• **Stated problem**: Reproduce the records. Keep every word exact and include no images.

• **Data supplied**:
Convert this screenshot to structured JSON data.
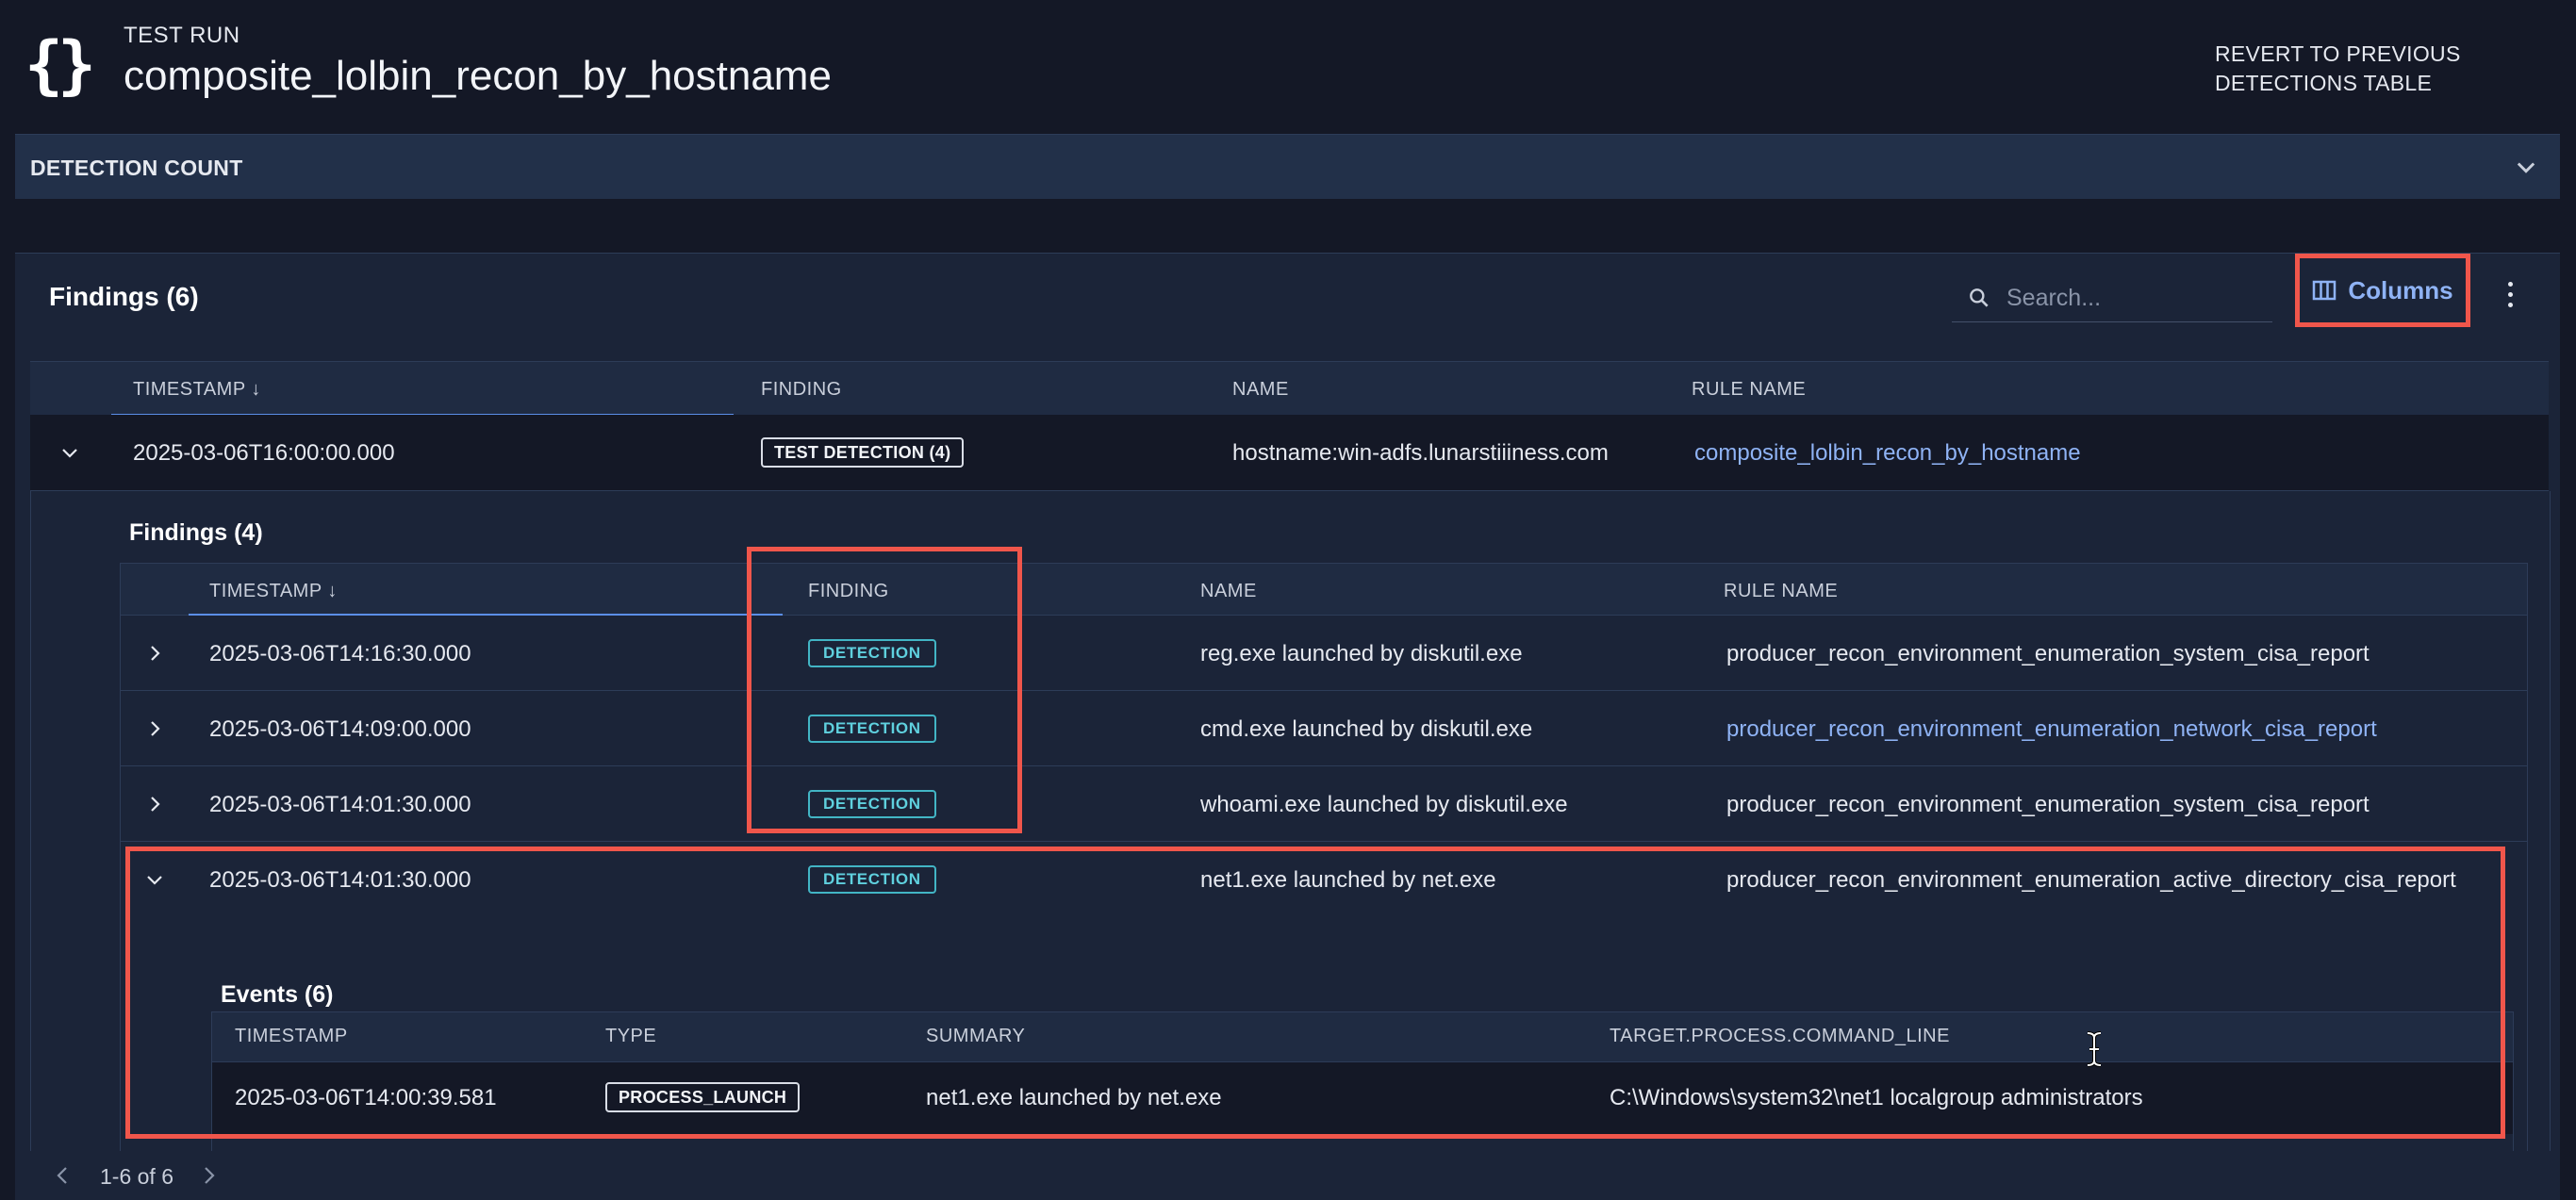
{
  "header": {
    "logo": "{}",
    "label": "TEST RUN",
    "title": "composite_lolbin_recon_by_hostname",
    "revert_label": "REVERT TO PREVIOUS DETECTIONS TABLE"
  },
  "detection_count": {
    "label": "DETECTION COUNT",
    "icon": "chevron-down-icon"
  },
  "findings": {
    "title": "Findings (6)",
    "search": {
      "placeholder": "Search...",
      "value": ""
    },
    "columns_label": "Columns",
    "columns": [
      "TIMESTAMP ↓",
      "FINDING",
      "NAME",
      "RULE NAME"
    ],
    "rows": [
      {
        "timestamp": "2025-03-06T16:00:00.000",
        "finding": "TEST DETECTION (4)",
        "name": "hostname:win-adfs.lunarstiiiness.com",
        "rule": "composite_lolbin_recon_by_hostname",
        "expanded": true
      }
    ],
    "pagination": "1-6 of 6"
  },
  "sub_findings": {
    "title": "Findings (4)",
    "columns": [
      "TIMESTAMP ↓",
      "FINDING",
      "NAME",
      "RULE NAME"
    ],
    "rows": [
      {
        "timestamp": "2025-03-06T14:16:30.000",
        "finding": "DETECTION",
        "name": "reg.exe launched by diskutil.exe",
        "rule": "producer_recon_environment_enumeration_system_cisa_report"
      },
      {
        "timestamp": "2025-03-06T14:09:00.000",
        "finding": "DETECTION",
        "name": "cmd.exe launched by diskutil.exe",
        "rule": "producer_recon_environment_enumeration_network_cisa_report"
      },
      {
        "timestamp": "2025-03-06T14:01:30.000",
        "finding": "DETECTION",
        "name": "whoami.exe launched by diskutil.exe",
        "rule": "producer_recon_environment_enumeration_system_cisa_report"
      },
      {
        "timestamp": "2025-03-06T14:01:30.000",
        "finding": "DETECTION",
        "name": "net1.exe launched by net.exe",
        "rule": "producer_recon_environment_enumeration_active_directory_cisa_report"
      }
    ]
  },
  "events": {
    "title": "Events (6)",
    "columns": [
      "TIMESTAMP",
      "TYPE",
      "SUMMARY",
      "TARGET.PROCESS.COMMAND_LINE"
    ],
    "rows": [
      {
        "timestamp": "2025-03-06T14:00:39.581",
        "type": "PROCESS_LAUNCH",
        "summary": "net1.exe launched by net.exe",
        "command_line": "C:\\Windows\\system32\\net1 localgroup administrators"
      }
    ]
  },
  "colors": {
    "background": "#141826",
    "panel": "#1b2438",
    "accent": "#8fb3f5",
    "highlight": "#f0564b",
    "detection": "#42b5c5"
  }
}
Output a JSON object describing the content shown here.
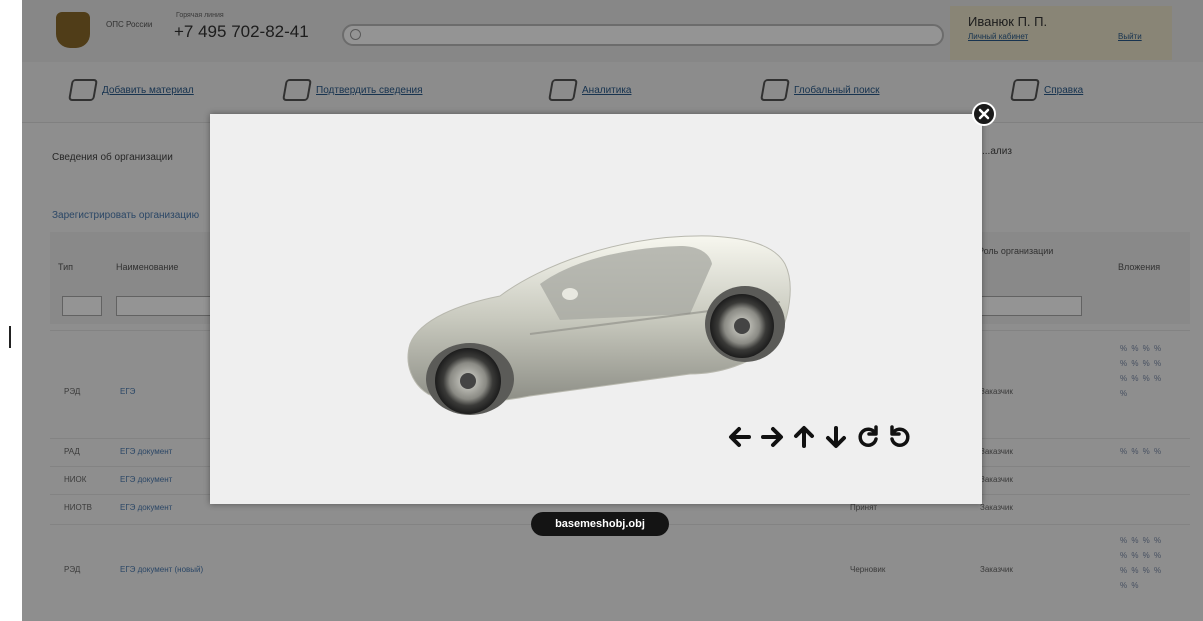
{
  "header": {
    "org_name": "ОПС России",
    "phone_caption": "Горячая линия",
    "phone": "+7 495 702-82-41",
    "user_name": "Иванюк П. П.",
    "cabinet_link": "Личный кабинет",
    "logout_link": "Выйти"
  },
  "nav": {
    "items": [
      {
        "label": "Добавить материал",
        "icon": "notebook-pen-icon"
      },
      {
        "label": "Подтвердить сведения",
        "icon": "notebook-pen-icon"
      },
      {
        "label": "Аналитика",
        "icon": "analytics-icon"
      },
      {
        "label": "Глобальный поиск",
        "icon": "globe-search-icon"
      },
      {
        "label": "Справка",
        "icon": "help-book-icon"
      }
    ]
  },
  "content": {
    "section_title": "Сведения об организации",
    "section_title_right": "...ализ",
    "add_org_link": "Зарегистрировать организацию",
    "columns": {
      "type": "Тип",
      "name": "Наименование",
      "role": "Роль организации",
      "attachments": "Вложения"
    },
    "rows": [
      {
        "type": "РЭД",
        "name": "ЕГЭ",
        "status": "",
        "role": "Заказчик",
        "att": "% % % %\n% % % %\n% % % %\n%"
      },
      {
        "type": "РАД",
        "name": "ЕГЭ документ",
        "status": "",
        "role": "Заказчик",
        "att": "% % % %"
      },
      {
        "type": "НИОК",
        "name": "ЕГЭ документ",
        "status": "",
        "role": "Заказчик",
        "att": ""
      },
      {
        "type": "НИОТВ",
        "name": "ЕГЭ документ",
        "status": "Принят",
        "role": "Заказчик",
        "att": ""
      },
      {
        "type": "РЭД",
        "name": "ЕГЭ документ (новый)",
        "status": "Черновик",
        "role": "Заказчик",
        "att": "% % % %\n% % % %\n% % % %\n% %"
      }
    ]
  },
  "viewer": {
    "filename": "basemeshobj.obj",
    "model_icon": "car-3d-model",
    "controls": [
      {
        "icon": "arrow-left-icon",
        "glyph": "🡐"
      },
      {
        "icon": "arrow-right-icon",
        "glyph": "🡒"
      },
      {
        "icon": "arrow-up-icon",
        "glyph": "🡑"
      },
      {
        "icon": "arrow-down-icon",
        "glyph": "🡓"
      },
      {
        "icon": "rotate-clockwise-icon",
        "glyph": "↻"
      },
      {
        "icon": "rotate-counterclockwise-icon",
        "glyph": "↺"
      }
    ],
    "close_icon": "close-icon"
  },
  "colors": {
    "overlay": "#000000",
    "modal_bg": "#efefef",
    "filename_badge": "#141414",
    "link": "#2a5a8a"
  }
}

• **Full response**:
Convert this screenshot to structured JSON data.
{
  "header": {
    "logo": "{}",
    "label": "TEST RUN",
    "title": "composite_lolbin_recon_by_hostname",
    "revert_label": "REVERT TO PREVIOUS DETECTIONS TABLE"
  },
  "detection_count": {
    "label": "DETECTION COUNT",
    "icon": "chevron-down-icon"
  },
  "findings": {
    "title": "Findings (6)",
    "search": {
      "placeholder": "Search...",
      "value": ""
    },
    "columns_label": "Columns",
    "columns": [
      "TIMESTAMP ↓",
      "FINDING",
      "NAME",
      "RULE NAME"
    ],
    "rows": [
      {
        "timestamp": "2025-03-06T16:00:00.000",
        "finding": "TEST DETECTION (4)",
        "name": "hostname:win-adfs.lunarstiiiness.com",
        "rule": "composite_lolbin_recon_by_hostname",
        "expanded": true
      }
    ],
    "pagination": "1-6 of 6"
  },
  "sub_findings": {
    "title": "Findings (4)",
    "columns": [
      "TIMESTAMP ↓",
      "FINDING",
      "NAME",
      "RULE NAME"
    ],
    "rows": [
      {
        "timestamp": "2025-03-06T14:16:30.000",
        "finding": "DETECTION",
        "name": "reg.exe launched by diskutil.exe",
        "rule": "producer_recon_environment_enumeration_system_cisa_report"
      },
      {
        "timestamp": "2025-03-06T14:09:00.000",
        "finding": "DETECTION",
        "name": "cmd.exe launched by diskutil.exe",
        "rule": "producer_recon_environment_enumeration_network_cisa_report"
      },
      {
        "timestamp": "2025-03-06T14:01:30.000",
        "finding": "DETECTION",
        "name": "whoami.exe launched by diskutil.exe",
        "rule": "producer_recon_environment_enumeration_system_cisa_report"
      },
      {
        "timestamp": "2025-03-06T14:01:30.000",
        "finding": "DETECTION",
        "name": "net1.exe launched by net.exe",
        "rule": "producer_recon_environment_enumeration_active_directory_cisa_report"
      }
    ]
  },
  "events": {
    "title": "Events (6)",
    "columns": [
      "TIMESTAMP",
      "TYPE",
      "SUMMARY",
      "TARGET.PROCESS.COMMAND_LINE"
    ],
    "rows": [
      {
        "timestamp": "2025-03-06T14:00:39.581",
        "type": "PROCESS_LAUNCH",
        "summary": "net1.exe launched by net.exe",
        "command_line": "C:\\Windows\\system32\\net1 localgroup administrators"
      }
    ]
  },
  "colors": {
    "background": "#141826",
    "panel": "#1b2438",
    "accent": "#8fb3f5",
    "highlight": "#f0564b",
    "detection": "#42b5c5"
  }
}
Output a JSON object describing the content shown here.
{
  "header": {
    "org_name": "ОПС России",
    "phone_caption": "Горячая линия",
    "phone": "+7 495 702-82-41",
    "user_name": "Иванюк П. П.",
    "cabinet_link": "Личный кабинет",
    "logout_link": "Выйти"
  },
  "nav": {
    "items": [
      {
        "label": "Добавить материал",
        "icon": "notebook-pen-icon"
      },
      {
        "label": "Подтвердить сведения",
        "icon": "notebook-pen-icon"
      },
      {
        "label": "Аналитика",
        "icon": "analytics-icon"
      },
      {
        "label": "Глобальный поиск",
        "icon": "globe-search-icon"
      },
      {
        "label": "Справка",
        "icon": "help-book-icon"
      }
    ]
  },
  "content": {
    "section_title": "Сведения об организации",
    "section_title_right": "...ализ",
    "add_org_link": "Зарегистрировать организацию",
    "columns": {
      "type": "Тип",
      "name": "Наименование",
      "role": "Роль организации",
      "attachments": "Вложения"
    },
    "rows": [
      {
        "type": "РЭД",
        "name": "ЕГЭ",
        "status": "",
        "role": "Заказчик",
        "att": "% % % %\n% % % %\n% % % %\n%"
      },
      {
        "type": "РАД",
        "name": "ЕГЭ документ",
        "status": "",
        "role": "Заказчик",
        "att": "% % % %"
      },
      {
        "type": "НИОК",
        "name": "ЕГЭ документ",
        "status": "",
        "role": "Заказчик",
        "att": ""
      },
      {
        "type": "НИОТВ",
        "name": "ЕГЭ документ",
        "status": "Принят",
        "role": "Заказчик",
        "att": ""
      },
      {
        "type": "РЭД",
        "name": "ЕГЭ документ (новый)",
        "status": "Черновик",
        "role": "Заказчик",
        "att": "% % % %\n% % % %\n% % % %\n% %"
      }
    ]
  },
  "viewer": {
    "filename": "basemeshobj.obj",
    "model_icon": "car-3d-model",
    "controls": [
      {
        "icon": "arrow-left-icon",
        "glyph": "🡐"
      },
      {
        "icon": "arrow-right-icon",
        "glyph": "🡒"
      },
      {
        "icon": "arrow-up-icon",
        "glyph": "🡑"
      },
      {
        "icon": "arrow-down-icon",
        "glyph": "🡓"
      },
      {
        "icon": "rotate-clockwise-icon",
        "glyph": "↻"
      },
      {
        "icon": "rotate-counterclockwise-icon",
        "glyph": "↺"
      }
    ],
    "close_icon": "close-icon"
  },
  "colors": {
    "overlay": "#000000",
    "modal_bg": "#efefef",
    "filename_badge": "#141414",
    "link": "#2a5a8a"
  }
}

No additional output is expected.